REQUIRED WORK: Pull out every line containing the string "type".

..............................

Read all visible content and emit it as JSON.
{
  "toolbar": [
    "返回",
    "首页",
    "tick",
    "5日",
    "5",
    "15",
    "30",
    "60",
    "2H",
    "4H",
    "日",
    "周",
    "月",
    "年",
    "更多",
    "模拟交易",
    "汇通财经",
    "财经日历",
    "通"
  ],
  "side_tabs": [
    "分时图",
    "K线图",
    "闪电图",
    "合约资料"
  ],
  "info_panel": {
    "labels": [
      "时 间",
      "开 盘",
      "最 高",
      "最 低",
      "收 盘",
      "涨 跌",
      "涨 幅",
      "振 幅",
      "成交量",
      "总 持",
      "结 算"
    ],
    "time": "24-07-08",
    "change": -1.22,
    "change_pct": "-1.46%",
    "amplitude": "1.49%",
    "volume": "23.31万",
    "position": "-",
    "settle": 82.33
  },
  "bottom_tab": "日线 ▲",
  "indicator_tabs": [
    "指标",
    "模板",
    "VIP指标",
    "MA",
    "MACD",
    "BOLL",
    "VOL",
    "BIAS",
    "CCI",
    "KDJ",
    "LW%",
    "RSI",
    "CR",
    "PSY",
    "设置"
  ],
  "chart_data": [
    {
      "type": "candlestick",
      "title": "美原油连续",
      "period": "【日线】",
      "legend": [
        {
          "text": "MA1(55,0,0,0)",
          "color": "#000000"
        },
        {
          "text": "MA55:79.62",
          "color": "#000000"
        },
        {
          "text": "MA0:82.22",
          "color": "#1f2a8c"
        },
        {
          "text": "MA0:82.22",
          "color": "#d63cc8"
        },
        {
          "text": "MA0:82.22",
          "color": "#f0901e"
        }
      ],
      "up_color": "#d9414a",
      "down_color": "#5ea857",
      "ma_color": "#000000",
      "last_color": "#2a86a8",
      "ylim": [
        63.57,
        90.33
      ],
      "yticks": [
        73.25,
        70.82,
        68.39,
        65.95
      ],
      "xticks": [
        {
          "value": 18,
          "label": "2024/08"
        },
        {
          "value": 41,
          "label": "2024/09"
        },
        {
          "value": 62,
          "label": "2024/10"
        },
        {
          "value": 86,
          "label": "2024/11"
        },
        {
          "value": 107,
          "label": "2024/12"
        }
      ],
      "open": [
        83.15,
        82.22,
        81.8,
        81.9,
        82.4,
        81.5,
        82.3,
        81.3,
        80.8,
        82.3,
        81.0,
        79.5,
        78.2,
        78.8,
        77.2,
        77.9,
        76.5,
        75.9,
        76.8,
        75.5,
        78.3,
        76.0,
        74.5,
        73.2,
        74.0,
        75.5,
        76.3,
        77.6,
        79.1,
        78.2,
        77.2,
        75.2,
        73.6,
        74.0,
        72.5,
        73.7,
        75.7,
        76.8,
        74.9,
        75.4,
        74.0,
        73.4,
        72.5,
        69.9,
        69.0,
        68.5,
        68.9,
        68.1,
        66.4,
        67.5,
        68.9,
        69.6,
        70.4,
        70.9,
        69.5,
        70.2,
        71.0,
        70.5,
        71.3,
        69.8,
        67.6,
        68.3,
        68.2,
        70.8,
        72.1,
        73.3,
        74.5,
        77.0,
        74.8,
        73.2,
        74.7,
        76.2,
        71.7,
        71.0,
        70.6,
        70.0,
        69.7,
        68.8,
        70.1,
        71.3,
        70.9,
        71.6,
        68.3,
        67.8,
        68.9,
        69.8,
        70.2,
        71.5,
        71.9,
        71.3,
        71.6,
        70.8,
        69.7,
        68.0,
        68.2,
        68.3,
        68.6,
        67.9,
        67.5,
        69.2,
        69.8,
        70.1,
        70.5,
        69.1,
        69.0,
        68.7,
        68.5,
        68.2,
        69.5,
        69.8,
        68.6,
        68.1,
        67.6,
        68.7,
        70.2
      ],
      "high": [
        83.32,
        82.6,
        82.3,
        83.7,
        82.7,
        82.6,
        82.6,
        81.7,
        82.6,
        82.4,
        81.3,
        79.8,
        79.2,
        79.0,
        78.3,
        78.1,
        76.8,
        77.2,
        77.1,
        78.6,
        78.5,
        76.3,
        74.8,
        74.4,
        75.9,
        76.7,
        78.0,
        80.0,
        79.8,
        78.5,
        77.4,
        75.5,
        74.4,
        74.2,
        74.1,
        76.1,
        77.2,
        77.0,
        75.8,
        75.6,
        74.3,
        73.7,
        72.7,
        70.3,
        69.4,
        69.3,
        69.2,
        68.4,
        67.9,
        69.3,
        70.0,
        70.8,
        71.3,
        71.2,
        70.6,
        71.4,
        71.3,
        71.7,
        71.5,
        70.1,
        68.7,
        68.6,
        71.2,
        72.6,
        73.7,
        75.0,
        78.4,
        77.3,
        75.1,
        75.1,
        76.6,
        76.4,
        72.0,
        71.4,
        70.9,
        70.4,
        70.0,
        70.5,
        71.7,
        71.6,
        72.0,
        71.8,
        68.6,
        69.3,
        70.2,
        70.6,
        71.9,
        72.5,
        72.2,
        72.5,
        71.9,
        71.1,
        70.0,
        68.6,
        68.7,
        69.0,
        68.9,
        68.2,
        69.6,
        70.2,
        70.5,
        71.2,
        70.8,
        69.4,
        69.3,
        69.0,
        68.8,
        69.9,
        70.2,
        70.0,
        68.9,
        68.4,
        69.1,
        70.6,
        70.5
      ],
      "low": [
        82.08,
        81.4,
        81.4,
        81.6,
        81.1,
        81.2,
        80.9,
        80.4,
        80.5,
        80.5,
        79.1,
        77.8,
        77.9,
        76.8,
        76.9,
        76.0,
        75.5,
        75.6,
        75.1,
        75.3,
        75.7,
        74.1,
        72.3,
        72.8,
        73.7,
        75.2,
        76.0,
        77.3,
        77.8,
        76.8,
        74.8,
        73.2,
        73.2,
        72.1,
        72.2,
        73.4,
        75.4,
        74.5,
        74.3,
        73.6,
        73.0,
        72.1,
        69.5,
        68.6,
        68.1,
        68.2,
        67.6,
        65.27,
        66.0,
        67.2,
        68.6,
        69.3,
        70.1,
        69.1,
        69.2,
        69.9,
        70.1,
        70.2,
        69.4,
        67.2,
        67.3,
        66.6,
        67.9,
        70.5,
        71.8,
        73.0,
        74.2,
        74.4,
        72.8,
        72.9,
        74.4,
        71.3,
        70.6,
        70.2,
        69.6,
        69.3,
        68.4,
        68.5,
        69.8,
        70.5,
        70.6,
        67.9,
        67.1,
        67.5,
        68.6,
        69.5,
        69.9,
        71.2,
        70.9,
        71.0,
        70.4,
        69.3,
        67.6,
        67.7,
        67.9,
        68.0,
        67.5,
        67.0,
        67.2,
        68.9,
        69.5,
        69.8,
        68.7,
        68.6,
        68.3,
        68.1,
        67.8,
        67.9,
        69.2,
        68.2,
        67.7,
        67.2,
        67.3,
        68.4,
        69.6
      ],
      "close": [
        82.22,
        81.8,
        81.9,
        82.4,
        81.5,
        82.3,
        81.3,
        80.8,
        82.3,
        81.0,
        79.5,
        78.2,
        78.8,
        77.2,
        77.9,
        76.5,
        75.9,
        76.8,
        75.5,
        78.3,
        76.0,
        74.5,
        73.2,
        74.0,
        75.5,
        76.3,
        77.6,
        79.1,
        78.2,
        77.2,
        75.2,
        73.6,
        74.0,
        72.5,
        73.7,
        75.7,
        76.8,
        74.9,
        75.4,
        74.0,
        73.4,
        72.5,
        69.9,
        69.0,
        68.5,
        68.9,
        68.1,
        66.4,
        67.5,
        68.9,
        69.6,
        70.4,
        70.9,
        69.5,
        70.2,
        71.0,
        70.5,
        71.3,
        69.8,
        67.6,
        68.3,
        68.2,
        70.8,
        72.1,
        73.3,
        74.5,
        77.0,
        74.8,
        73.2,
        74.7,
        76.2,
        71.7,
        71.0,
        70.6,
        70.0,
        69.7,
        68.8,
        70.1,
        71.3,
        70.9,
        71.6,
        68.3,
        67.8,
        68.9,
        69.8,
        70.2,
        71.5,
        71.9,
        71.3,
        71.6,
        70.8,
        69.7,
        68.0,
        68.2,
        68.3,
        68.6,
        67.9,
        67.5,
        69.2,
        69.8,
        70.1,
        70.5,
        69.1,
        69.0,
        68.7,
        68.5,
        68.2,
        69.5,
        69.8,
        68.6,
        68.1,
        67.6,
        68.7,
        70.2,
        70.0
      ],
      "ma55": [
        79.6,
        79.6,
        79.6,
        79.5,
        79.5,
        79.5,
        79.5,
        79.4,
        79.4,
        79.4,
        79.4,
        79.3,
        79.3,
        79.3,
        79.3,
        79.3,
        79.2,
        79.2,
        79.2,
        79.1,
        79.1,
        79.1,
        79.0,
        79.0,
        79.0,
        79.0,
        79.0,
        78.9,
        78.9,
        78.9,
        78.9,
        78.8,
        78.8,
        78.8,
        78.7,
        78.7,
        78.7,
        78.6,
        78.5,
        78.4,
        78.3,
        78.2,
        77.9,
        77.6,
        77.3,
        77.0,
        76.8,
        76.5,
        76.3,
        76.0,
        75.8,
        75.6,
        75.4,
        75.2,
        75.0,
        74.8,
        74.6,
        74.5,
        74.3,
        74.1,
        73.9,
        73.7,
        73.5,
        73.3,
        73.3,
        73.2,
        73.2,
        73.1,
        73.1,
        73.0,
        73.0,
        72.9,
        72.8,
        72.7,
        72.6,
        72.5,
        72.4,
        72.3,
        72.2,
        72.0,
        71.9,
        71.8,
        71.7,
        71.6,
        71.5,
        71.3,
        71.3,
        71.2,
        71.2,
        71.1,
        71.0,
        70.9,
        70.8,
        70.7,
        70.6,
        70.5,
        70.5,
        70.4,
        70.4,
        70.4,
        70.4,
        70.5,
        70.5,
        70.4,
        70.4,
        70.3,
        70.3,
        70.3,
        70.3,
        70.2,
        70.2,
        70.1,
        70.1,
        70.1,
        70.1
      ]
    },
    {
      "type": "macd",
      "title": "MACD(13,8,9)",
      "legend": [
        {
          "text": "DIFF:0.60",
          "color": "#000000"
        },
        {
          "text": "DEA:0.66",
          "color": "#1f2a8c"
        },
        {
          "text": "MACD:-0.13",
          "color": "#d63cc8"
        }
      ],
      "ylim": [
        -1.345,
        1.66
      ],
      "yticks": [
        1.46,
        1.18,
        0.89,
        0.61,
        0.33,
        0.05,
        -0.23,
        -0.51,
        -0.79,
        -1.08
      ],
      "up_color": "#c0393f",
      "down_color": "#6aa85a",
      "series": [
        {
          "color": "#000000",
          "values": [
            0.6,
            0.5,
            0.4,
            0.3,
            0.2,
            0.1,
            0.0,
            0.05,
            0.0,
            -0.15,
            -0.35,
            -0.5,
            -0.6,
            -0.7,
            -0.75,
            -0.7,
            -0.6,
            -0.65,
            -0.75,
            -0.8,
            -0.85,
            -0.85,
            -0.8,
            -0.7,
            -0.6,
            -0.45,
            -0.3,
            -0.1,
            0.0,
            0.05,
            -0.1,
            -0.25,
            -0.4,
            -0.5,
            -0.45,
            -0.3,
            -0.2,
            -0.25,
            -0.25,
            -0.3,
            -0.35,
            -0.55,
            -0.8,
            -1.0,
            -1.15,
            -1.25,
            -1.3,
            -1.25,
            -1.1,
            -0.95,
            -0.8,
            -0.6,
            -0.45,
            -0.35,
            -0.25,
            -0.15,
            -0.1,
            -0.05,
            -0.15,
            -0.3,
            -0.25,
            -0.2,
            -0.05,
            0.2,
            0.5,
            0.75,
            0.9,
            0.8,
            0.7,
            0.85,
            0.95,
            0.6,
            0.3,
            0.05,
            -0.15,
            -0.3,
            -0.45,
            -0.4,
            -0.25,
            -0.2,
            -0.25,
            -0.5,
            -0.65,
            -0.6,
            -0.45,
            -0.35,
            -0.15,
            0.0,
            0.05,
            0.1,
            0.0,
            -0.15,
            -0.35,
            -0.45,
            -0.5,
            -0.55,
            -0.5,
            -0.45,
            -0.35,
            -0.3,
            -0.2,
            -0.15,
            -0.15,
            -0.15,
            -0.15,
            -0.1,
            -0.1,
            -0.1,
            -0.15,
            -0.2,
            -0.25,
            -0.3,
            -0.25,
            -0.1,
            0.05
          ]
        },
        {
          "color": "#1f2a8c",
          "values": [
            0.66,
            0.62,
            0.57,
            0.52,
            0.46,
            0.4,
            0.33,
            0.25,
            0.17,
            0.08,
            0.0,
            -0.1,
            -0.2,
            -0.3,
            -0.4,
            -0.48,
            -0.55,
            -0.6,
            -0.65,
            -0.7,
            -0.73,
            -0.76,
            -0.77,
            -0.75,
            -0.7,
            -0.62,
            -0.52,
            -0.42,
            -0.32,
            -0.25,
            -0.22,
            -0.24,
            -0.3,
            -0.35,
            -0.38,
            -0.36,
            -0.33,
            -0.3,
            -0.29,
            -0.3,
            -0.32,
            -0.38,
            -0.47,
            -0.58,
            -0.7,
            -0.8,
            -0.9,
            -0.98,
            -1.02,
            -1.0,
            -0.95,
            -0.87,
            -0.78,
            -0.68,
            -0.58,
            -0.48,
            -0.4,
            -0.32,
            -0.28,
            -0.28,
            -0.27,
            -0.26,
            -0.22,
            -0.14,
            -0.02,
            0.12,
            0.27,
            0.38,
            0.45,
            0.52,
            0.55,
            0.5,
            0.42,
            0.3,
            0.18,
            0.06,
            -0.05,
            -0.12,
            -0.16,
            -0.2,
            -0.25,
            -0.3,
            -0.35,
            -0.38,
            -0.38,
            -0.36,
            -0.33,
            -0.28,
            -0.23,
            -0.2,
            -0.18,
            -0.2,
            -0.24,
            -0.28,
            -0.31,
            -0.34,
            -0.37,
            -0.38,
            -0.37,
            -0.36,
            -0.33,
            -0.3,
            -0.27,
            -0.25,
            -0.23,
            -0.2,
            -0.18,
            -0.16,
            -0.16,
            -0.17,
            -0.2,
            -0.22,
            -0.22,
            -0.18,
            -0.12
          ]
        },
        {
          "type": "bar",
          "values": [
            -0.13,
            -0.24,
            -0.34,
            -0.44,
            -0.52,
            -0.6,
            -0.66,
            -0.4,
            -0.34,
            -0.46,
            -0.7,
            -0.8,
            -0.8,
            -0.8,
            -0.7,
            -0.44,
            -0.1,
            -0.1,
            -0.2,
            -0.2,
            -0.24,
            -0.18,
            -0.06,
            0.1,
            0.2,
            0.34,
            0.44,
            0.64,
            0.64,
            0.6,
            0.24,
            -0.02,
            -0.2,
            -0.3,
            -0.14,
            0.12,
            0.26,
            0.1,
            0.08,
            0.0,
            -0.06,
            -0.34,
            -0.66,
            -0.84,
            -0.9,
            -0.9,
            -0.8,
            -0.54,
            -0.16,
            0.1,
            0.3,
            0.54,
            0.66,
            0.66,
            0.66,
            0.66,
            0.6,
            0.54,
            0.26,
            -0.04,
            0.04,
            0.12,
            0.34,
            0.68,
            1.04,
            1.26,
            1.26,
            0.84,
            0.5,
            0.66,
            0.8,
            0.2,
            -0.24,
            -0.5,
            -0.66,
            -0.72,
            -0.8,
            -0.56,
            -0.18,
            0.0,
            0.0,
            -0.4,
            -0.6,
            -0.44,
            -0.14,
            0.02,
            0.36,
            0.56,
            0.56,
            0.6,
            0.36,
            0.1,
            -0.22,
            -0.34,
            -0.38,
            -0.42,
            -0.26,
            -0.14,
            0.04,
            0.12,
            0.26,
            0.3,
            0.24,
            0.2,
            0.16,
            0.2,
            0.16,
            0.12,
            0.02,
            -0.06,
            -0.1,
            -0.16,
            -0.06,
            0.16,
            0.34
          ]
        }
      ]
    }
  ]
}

..............................

WRITTEN SOLUTION:
      "type": "candlestick",
      "type": "macd",
          "type": "bar",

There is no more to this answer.